Go through each line of the records below and count those with the word "candlestick". Give only the count.

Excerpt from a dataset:
--- begin ---

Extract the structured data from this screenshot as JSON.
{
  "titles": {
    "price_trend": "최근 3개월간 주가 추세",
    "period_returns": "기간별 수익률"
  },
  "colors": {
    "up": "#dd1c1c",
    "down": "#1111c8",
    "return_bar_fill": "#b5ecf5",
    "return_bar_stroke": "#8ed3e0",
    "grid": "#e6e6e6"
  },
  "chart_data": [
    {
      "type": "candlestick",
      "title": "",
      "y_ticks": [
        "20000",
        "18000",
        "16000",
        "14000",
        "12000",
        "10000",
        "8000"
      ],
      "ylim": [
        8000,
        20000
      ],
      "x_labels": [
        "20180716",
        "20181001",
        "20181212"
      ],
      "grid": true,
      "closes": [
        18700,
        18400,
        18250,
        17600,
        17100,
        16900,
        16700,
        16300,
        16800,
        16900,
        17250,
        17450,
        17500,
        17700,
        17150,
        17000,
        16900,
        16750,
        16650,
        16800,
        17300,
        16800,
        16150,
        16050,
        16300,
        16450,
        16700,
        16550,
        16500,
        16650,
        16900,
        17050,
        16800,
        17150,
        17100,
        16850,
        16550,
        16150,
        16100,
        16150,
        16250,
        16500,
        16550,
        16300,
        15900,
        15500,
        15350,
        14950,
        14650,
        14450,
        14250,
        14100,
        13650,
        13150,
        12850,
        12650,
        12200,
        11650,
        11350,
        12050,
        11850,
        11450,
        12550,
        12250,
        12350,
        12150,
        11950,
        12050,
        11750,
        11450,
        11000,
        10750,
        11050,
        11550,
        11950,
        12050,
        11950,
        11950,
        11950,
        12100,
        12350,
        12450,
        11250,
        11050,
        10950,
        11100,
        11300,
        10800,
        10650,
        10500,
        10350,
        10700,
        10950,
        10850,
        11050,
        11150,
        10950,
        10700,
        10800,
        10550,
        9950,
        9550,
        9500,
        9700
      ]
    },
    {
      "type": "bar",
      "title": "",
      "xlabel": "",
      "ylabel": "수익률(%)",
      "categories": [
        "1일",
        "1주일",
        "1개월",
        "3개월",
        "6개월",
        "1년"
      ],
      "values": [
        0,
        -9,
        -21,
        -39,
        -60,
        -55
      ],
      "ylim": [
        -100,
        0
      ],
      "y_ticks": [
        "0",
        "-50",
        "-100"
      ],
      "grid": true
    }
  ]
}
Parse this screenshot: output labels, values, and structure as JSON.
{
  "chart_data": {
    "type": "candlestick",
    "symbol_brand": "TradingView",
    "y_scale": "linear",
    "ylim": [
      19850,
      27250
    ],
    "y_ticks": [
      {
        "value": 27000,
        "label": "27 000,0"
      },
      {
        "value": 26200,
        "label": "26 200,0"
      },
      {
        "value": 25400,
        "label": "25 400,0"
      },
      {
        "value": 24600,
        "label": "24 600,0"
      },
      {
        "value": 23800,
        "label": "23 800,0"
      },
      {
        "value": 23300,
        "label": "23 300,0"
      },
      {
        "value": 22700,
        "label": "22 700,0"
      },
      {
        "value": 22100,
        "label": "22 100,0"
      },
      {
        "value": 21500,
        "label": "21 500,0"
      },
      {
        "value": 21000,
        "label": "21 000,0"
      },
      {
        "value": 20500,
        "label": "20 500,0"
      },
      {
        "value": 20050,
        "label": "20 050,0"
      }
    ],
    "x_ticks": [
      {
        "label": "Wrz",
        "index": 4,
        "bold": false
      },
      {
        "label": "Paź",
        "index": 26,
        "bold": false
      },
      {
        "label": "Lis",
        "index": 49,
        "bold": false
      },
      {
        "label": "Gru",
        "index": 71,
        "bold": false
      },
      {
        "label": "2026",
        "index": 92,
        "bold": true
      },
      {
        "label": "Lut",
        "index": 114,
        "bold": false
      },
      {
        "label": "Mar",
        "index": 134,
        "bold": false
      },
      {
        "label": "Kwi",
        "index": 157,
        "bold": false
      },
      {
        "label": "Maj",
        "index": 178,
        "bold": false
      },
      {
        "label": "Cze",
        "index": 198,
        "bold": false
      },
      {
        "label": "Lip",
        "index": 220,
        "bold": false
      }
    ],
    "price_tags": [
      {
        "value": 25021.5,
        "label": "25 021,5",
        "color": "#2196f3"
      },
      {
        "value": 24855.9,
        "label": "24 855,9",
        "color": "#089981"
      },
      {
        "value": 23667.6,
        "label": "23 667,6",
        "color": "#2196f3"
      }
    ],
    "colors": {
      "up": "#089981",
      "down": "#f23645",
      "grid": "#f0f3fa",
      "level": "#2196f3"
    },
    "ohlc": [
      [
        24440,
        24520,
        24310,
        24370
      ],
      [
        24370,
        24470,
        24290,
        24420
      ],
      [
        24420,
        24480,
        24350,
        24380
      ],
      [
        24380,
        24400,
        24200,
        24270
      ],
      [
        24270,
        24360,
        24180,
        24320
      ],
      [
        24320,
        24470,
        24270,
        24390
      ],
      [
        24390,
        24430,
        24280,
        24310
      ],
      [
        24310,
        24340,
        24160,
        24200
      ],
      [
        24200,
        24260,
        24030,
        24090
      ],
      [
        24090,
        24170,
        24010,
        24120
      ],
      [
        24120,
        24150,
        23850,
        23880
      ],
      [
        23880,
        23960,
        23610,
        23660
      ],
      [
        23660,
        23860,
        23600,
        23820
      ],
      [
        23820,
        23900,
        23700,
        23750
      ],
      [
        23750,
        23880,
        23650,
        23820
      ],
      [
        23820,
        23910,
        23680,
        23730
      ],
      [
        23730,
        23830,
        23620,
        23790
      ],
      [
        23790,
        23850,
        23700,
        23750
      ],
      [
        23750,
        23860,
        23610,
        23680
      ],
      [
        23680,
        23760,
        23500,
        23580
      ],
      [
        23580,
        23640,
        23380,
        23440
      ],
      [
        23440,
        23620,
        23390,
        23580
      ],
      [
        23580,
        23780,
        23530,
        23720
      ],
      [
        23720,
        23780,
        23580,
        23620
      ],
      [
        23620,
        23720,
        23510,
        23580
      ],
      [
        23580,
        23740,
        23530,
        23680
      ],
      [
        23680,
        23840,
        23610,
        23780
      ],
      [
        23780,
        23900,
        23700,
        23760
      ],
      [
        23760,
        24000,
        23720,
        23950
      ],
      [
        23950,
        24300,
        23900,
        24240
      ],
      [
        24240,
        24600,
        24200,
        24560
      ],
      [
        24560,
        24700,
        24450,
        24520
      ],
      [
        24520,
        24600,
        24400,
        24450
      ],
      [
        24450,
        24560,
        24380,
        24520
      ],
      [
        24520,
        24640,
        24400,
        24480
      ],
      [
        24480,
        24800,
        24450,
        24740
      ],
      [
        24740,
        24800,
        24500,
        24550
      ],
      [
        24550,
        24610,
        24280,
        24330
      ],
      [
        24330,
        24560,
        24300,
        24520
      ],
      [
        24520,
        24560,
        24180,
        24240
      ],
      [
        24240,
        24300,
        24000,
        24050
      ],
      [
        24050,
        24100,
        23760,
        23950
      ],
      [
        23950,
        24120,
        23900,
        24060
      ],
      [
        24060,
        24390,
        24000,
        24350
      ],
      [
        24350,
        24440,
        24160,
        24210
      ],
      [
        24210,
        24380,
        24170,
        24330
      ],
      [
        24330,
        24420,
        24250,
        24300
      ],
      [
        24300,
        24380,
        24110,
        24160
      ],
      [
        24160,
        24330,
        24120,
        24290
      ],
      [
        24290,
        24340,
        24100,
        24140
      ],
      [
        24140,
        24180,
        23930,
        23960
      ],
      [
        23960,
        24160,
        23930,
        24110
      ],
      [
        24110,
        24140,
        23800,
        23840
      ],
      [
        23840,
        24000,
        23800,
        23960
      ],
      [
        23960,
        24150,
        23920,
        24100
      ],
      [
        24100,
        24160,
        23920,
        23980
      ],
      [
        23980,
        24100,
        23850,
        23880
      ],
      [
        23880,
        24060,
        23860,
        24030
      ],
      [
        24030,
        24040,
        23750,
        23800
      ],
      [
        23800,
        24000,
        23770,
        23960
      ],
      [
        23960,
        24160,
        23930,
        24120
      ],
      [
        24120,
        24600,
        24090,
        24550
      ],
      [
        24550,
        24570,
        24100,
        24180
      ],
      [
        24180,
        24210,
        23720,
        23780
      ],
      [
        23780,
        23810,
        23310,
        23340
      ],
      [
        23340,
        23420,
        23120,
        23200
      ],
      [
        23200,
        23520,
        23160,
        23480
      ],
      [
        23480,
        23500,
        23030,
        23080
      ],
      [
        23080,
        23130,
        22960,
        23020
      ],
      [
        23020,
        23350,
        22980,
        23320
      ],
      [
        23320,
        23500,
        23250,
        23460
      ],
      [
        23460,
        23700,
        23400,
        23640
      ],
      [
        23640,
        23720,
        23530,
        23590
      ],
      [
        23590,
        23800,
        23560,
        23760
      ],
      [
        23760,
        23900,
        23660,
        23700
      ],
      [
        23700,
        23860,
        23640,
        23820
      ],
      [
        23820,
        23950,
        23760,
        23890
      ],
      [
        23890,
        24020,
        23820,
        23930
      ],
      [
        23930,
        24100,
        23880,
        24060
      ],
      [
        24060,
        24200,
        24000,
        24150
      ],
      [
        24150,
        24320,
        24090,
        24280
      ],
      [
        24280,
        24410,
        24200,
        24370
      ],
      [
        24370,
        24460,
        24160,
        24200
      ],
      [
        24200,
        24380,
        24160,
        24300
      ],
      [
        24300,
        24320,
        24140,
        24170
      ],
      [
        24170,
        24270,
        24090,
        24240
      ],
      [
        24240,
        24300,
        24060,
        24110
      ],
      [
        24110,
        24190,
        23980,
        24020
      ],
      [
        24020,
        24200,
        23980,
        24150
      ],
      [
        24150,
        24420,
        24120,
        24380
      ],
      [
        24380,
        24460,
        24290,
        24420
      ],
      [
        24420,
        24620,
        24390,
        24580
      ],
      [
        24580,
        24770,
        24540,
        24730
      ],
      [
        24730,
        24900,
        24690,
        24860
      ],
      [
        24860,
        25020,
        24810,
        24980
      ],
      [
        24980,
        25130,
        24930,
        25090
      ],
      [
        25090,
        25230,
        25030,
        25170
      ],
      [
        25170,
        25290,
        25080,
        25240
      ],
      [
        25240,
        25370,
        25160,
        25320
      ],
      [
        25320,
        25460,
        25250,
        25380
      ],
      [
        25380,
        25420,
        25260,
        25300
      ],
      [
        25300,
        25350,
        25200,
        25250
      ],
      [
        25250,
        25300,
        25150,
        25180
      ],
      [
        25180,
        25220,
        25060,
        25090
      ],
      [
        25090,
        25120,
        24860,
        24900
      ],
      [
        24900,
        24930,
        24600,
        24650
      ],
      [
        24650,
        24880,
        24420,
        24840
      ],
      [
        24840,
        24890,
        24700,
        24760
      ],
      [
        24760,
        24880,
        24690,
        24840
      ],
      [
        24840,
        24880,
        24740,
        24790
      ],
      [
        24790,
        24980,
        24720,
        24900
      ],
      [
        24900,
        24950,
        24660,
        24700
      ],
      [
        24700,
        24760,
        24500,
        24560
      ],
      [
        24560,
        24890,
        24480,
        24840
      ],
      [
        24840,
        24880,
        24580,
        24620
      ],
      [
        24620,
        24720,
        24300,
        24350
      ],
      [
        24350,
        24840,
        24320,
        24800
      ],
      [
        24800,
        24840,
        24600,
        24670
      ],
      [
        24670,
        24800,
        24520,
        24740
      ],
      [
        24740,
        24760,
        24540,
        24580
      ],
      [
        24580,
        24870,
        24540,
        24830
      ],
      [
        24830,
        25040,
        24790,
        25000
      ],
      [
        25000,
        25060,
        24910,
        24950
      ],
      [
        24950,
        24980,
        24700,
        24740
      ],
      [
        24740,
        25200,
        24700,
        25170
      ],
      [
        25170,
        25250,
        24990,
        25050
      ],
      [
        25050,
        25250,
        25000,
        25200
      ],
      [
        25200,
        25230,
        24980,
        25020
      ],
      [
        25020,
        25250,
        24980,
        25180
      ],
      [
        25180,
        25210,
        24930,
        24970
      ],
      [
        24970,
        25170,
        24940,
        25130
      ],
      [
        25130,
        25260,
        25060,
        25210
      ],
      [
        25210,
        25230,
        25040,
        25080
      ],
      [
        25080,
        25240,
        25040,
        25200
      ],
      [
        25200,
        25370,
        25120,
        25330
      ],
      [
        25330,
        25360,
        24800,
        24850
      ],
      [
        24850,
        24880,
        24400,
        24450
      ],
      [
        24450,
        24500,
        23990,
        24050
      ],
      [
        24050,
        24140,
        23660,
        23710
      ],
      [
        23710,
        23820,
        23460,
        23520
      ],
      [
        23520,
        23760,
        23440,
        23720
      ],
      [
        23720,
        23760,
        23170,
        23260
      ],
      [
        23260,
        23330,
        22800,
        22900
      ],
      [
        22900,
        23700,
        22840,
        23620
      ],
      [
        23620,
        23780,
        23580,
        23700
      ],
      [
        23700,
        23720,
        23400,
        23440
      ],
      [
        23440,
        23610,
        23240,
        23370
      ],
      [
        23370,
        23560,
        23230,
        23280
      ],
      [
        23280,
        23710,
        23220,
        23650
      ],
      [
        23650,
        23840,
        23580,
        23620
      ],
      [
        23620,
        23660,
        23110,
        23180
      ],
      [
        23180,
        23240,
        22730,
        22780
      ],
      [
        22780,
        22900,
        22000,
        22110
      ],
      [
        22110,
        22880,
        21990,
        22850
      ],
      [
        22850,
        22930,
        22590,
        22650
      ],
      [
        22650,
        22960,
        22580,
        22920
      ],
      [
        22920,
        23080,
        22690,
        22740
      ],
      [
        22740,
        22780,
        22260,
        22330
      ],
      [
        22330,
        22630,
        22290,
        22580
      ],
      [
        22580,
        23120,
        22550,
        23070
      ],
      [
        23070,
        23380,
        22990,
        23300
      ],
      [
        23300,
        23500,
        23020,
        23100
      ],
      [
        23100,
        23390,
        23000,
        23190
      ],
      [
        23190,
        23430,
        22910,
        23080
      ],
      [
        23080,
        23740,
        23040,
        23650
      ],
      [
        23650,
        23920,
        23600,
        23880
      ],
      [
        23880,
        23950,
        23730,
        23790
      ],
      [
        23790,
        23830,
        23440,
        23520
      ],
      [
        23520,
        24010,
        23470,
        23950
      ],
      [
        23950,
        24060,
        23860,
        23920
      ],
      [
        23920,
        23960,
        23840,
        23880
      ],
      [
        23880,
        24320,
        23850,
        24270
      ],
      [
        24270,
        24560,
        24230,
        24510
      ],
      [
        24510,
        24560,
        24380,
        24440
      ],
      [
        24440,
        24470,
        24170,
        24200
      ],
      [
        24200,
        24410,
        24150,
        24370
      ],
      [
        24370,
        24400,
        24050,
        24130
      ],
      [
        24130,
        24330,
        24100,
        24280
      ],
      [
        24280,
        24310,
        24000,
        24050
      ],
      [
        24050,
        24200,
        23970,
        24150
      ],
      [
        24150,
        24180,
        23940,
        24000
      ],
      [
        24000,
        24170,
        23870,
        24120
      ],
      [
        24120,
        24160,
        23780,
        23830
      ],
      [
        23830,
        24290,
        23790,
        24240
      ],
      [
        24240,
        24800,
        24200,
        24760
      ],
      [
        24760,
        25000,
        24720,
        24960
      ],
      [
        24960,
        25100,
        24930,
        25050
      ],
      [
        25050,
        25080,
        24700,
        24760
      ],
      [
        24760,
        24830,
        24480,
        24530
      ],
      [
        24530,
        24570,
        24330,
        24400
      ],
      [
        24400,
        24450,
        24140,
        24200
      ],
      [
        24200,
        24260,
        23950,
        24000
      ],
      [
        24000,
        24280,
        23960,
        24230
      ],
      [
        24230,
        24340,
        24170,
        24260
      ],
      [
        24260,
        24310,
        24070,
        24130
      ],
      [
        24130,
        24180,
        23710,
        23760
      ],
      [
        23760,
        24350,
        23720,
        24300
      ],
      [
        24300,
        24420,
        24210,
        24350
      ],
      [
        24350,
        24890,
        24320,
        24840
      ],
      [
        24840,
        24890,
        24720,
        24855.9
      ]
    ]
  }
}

--- end ---

**CORRECT RESULT**: 2